··· Provided information ···

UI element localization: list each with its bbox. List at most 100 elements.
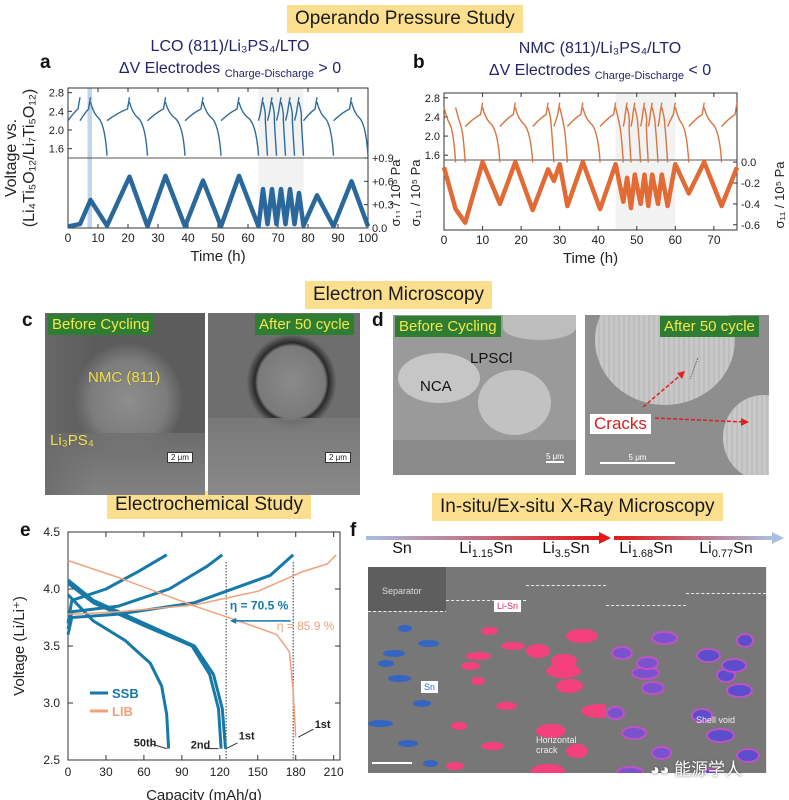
label-separator: Separator — [382, 586, 422, 596]
label-before-cycling-c: Before Cycling — [48, 314, 154, 335]
lisn-particle — [636, 656, 659, 670]
lisn-particle — [551, 654, 577, 669]
label-after-50-cycle-d: After 50 cycle — [660, 316, 759, 337]
sn-particle — [423, 760, 438, 767]
crack-arrows — [642, 371, 749, 426]
x-tick-label: 60 — [669, 233, 683, 247]
x-tick-label: 10 — [91, 231, 105, 245]
sn-particle — [418, 640, 439, 647]
x-axis-label: Time (h) — [190, 248, 245, 265]
curve-ssb-1st-discharge — [67, 578, 227, 749]
x-tick-label: 40 — [592, 233, 606, 247]
phase-end: Sn — [493, 540, 513, 557]
panel-b-title-line2: ΔV Electrodes Charge-Discharge < 0 — [450, 62, 750, 82]
nca-particle-2 — [478, 370, 551, 435]
chart-panel-a: 0 10 20 30 40 50 60 70 80 90 100 Time (h) 2.8 2.4 2.0 1… — [3, 87, 400, 265]
separator-boundary — [446, 600, 526, 601]
lisn-particle — [691, 708, 713, 723]
phase-sub: 0.77 — [711, 548, 734, 561]
x-tick-label: 100 — [358, 231, 378, 245]
label-after-50-cycle-c: After 50 cycle — [255, 314, 354, 335]
phase-end: Sn — [570, 540, 590, 557]
annotation-eta-ssb: η = 70.5 % — [230, 599, 289, 613]
lisn-particle — [736, 633, 754, 648]
panel-b-title-sub: Charge-Discharge — [594, 70, 684, 83]
pressure-curve — [67, 173, 371, 229]
lithiation-arrowhead — [599, 532, 611, 544]
x-tick-label: 180 — [286, 765, 306, 779]
lisn-particle — [611, 646, 633, 660]
legend-label: SSB — [112, 686, 139, 701]
lisn-particle — [651, 746, 672, 760]
y-tick-label: 2.5 — [43, 753, 60, 767]
lisn-particle — [526, 644, 550, 659]
section-title-operando: Operando Pressure Study — [287, 5, 523, 33]
lisn-particle — [536, 724, 567, 739]
sn-particle — [368, 720, 393, 727]
xray-column-4 — [686, 567, 767, 773]
lisn-particle — [616, 766, 644, 773]
y-axis-label: Voltage (Li/Li⁺) — [11, 596, 28, 696]
voltage-curve — [443, 102, 738, 163]
x-tick-label: 90 — [331, 231, 345, 245]
panel-letter-e: e — [20, 520, 31, 541]
x-tick-label: 10 — [476, 233, 490, 247]
sn-particle — [413, 700, 431, 707]
label-li3ps4: Li₃PS₄ — [50, 432, 94, 449]
chart-panel-e: 0 30 60 90 120 150 180 210 2.5 3.0 3.5 4.0 4.5 Capaci… — [11, 525, 344, 800]
sn-particle — [383, 650, 405, 657]
pressure-tick-label: -0.2 — [741, 178, 760, 190]
scale-bar-d-after: 5 μm — [600, 453, 675, 464]
panel-letter-c: c — [22, 310, 33, 331]
x-tick-label: 70 — [271, 231, 285, 245]
separator-boundary — [606, 605, 686, 606]
delithiation-arrowhead — [772, 532, 784, 544]
delithiation-bar — [614, 536, 772, 540]
lisn-particle — [471, 677, 485, 685]
x-tick-label: 50 — [211, 231, 225, 245]
pressure-tick-label: +0.9 — [372, 153, 394, 165]
x-tick-label: 90 — [175, 765, 189, 779]
pressure-tick-label: +0.3 — [372, 200, 394, 212]
xray-column-2 — [526, 567, 607, 773]
pressure-tick-label: +0.6 — [372, 176, 394, 188]
xray-column-0 — [368, 567, 449, 773]
pressure-curve — [441, 159, 740, 225]
annotation-1st-lib: 1st — [315, 719, 331, 731]
x-tick-label: 30 — [151, 231, 165, 245]
label-shell-void: Shell void — [696, 715, 736, 725]
pressure-tick-label: 0.0 — [372, 223, 387, 235]
plot-frame — [443, 92, 738, 231]
label-horizontal-crack: Horizontal crack — [536, 735, 577, 755]
lithiation-bar — [366, 536, 599, 540]
y-tick-label: 4.5 — [43, 525, 60, 539]
lisn-particle — [706, 728, 735, 743]
x-tick-label: 60 — [137, 765, 151, 779]
lithiation-arrow — [366, 532, 784, 544]
x-tick-label: 20 — [121, 231, 135, 245]
panel-letter-f: f — [350, 520, 357, 541]
phase-label-4: Li0.77Sn — [686, 540, 766, 560]
annotation-arrow — [151, 743, 167, 750]
lisn-particle — [581, 704, 606, 719]
lisn-particle — [446, 762, 464, 770]
annotation-arrow — [225, 742, 238, 750]
label-cracks: Cracks — [590, 414, 651, 434]
lisn-particle — [481, 742, 504, 750]
phase-sub: 3.5 — [554, 548, 571, 561]
lisn-particle — [726, 683, 753, 698]
label-lpscl: LPSCl — [470, 350, 513, 367]
plot-frame — [67, 531, 341, 761]
pressure-tick-label: -0.4 — [741, 199, 760, 211]
panel-b-title-main: ΔV Electrodes — [488, 62, 595, 79]
annotation-eta-lib: η = 85.9 % — [277, 619, 335, 633]
section-title-xray: In-situ/Ex-situ X-Ray Microscopy — [432, 493, 723, 521]
x-tick-label: 0 — [441, 233, 448, 247]
nca-particle — [398, 353, 480, 403]
phase-end: Sn — [733, 540, 753, 557]
lisn-particle — [556, 679, 584, 694]
label-before-cycling-d: Before Cycling — [395, 316, 501, 337]
curve-ssb-2nd-discharge — [67, 582, 223, 749]
separator-boundary — [526, 585, 606, 586]
curve-lib-1st-charge — [68, 554, 337, 615]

···

» **Stated task**:
Find every line in the records above that contains the string "separator", and copy each of those lines in full.

» **Result for this task**:
label-separator: Separator — [382, 586, 422, 596]
separator-boundary — [446, 600, 526, 601]
separator-boundary — [606, 605, 686, 606]
separator-boundary — [526, 585, 606, 586]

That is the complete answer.